* [INSTRUÇÕES DA TAREFA]:
Reproduza literalmente o trecho da página sobre Paulo Freire que começa em "Compartilhe" e vai até "da nossa vida.", inclusive.

* [PÁGINA]:
Compartilhe

Professores(as), estudantes e funcionários(as) do Centro de Educação da Universidade Estadual do Ceará (UECE) vêm a público declarar o reconheci-mento à luta histórica de Paulo Freire pela justiça social, mediante a educação. É um pensamento vigoroso, crítico e esperançoso, voltado para a humanização das pessoas e do mundo; um fazer educativo, comprometido com a educação liber-tadora e com a Pedagogia dialógica, que situa o conhecimento como parte integrante e incondicional da nossa vida.

* [DADOS FORNECIDOS]:
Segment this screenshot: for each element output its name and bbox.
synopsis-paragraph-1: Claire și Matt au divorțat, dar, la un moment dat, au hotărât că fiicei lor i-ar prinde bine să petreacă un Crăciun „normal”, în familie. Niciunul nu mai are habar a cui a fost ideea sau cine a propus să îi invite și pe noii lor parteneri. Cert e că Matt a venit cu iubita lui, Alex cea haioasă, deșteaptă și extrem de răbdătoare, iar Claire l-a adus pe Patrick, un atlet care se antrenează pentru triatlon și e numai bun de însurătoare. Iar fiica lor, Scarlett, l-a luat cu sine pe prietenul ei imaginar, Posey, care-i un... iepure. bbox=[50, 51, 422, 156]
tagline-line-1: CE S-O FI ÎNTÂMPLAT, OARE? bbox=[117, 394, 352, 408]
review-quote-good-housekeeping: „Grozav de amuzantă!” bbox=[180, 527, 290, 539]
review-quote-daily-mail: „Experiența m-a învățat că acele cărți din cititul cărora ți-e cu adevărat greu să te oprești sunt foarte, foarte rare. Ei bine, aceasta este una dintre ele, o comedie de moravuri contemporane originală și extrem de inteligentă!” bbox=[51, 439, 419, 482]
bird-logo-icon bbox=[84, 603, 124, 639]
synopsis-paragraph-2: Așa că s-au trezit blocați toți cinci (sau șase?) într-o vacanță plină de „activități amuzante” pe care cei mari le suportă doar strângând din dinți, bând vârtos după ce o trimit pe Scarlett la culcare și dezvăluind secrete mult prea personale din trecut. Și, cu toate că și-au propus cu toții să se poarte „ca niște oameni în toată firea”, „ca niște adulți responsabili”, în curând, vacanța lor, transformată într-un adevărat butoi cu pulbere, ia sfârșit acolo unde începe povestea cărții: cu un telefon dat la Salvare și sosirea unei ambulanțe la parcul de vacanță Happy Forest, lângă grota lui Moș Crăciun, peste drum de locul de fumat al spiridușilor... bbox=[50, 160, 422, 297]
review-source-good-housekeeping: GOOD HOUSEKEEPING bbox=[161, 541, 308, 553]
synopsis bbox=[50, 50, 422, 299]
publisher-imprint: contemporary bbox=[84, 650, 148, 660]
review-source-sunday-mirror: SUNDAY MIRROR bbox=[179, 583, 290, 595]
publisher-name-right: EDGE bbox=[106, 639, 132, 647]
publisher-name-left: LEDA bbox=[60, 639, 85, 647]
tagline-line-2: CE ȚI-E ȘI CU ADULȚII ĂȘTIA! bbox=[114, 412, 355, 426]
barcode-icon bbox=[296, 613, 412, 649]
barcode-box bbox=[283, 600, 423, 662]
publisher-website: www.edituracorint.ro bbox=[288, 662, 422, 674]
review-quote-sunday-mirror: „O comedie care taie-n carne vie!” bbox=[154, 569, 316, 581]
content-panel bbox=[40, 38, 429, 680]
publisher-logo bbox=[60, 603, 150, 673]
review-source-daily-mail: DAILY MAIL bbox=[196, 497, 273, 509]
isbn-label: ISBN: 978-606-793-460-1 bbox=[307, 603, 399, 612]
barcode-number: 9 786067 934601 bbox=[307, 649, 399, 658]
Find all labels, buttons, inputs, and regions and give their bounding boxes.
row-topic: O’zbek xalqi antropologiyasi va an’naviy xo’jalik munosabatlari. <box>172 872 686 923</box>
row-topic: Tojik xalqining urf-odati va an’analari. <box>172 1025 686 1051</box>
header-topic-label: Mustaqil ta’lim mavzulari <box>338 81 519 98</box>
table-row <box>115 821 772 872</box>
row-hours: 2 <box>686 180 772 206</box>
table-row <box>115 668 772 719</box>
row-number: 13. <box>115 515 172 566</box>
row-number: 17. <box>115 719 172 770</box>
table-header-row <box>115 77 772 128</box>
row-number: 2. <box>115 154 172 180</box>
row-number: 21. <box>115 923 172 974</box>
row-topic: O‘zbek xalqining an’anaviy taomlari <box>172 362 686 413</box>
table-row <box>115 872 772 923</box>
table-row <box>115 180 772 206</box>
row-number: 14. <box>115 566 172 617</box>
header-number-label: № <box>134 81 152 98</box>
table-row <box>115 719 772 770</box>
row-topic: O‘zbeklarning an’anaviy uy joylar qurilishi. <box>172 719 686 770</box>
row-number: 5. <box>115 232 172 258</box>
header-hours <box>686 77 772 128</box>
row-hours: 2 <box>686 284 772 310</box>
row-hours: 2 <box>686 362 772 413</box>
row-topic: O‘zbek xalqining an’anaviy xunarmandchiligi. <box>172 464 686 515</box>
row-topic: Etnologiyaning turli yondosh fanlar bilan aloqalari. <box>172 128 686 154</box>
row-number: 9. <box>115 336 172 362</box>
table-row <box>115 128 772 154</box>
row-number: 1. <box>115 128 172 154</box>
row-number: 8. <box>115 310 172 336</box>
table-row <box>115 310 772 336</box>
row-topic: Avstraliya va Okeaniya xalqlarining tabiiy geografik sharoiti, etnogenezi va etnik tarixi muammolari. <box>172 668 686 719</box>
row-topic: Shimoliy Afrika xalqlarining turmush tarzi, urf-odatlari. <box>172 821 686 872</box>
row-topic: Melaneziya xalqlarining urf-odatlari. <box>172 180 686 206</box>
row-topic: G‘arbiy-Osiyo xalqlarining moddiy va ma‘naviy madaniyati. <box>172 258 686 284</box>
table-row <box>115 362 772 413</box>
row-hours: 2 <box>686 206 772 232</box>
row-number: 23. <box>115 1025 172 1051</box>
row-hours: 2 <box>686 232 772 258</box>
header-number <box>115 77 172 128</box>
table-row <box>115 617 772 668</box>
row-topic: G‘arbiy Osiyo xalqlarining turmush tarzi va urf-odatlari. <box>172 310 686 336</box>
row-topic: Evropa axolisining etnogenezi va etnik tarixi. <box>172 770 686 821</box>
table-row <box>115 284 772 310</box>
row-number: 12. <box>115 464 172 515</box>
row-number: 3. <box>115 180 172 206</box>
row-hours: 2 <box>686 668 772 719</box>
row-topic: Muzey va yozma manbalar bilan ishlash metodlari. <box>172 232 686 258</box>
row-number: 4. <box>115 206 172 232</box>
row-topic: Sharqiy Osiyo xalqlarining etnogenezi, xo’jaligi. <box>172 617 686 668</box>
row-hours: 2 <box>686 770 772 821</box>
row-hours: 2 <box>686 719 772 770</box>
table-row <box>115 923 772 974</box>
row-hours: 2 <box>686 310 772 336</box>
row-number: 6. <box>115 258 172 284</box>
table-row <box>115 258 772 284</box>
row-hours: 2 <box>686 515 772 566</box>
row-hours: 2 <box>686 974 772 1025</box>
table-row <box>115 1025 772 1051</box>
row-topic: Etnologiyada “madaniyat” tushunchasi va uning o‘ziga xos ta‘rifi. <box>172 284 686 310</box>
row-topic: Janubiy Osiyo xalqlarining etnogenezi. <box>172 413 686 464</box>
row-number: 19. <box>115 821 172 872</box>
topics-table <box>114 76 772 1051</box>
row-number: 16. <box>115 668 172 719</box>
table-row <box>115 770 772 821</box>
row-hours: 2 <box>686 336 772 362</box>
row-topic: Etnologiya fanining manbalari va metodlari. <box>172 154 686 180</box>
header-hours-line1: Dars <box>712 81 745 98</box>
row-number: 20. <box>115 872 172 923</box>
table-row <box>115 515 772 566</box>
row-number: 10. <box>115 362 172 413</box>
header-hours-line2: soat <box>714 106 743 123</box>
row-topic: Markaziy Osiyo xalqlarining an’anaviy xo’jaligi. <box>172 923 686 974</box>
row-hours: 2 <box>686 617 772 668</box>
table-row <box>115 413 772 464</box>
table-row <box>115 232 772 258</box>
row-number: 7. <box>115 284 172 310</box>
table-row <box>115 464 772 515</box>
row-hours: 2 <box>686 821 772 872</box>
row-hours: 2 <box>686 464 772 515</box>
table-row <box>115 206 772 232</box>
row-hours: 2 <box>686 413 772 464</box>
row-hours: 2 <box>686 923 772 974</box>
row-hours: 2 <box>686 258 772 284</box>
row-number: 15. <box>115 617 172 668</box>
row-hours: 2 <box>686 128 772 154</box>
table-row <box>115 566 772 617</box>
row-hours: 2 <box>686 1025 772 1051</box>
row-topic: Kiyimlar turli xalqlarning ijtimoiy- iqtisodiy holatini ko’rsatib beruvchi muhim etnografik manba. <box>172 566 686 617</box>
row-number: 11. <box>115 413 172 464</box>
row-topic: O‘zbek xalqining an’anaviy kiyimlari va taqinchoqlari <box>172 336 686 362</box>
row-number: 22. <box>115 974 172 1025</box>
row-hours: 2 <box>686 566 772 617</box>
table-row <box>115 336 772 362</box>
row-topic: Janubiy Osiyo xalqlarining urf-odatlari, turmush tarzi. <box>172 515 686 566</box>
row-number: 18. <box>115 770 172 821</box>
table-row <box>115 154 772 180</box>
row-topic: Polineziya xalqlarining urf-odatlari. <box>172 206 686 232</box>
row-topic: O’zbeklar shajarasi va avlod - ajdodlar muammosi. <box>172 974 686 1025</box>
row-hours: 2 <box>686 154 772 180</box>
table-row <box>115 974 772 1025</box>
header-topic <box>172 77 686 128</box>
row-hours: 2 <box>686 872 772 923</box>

* [RESPOSTA ESPERADA]:
Compartilhe

Professores(as), estudantes e funcionários(as) do Centro de Educação da Universidade Estadual do Ceará (UECE) vêm a público declarar o reconheci-mento à luta histórica de Paulo Freire pela justiça social, mediante a educação. É um pensamento vigoroso, crítico e esperançoso, voltado para a humanização das pessoas e do mundo; um fazer educativo, comprometido com a educação liber-tadora e com a Pedagogia dialógica, que situa o conhecimento como parte integrante e incondicional da nossa vida.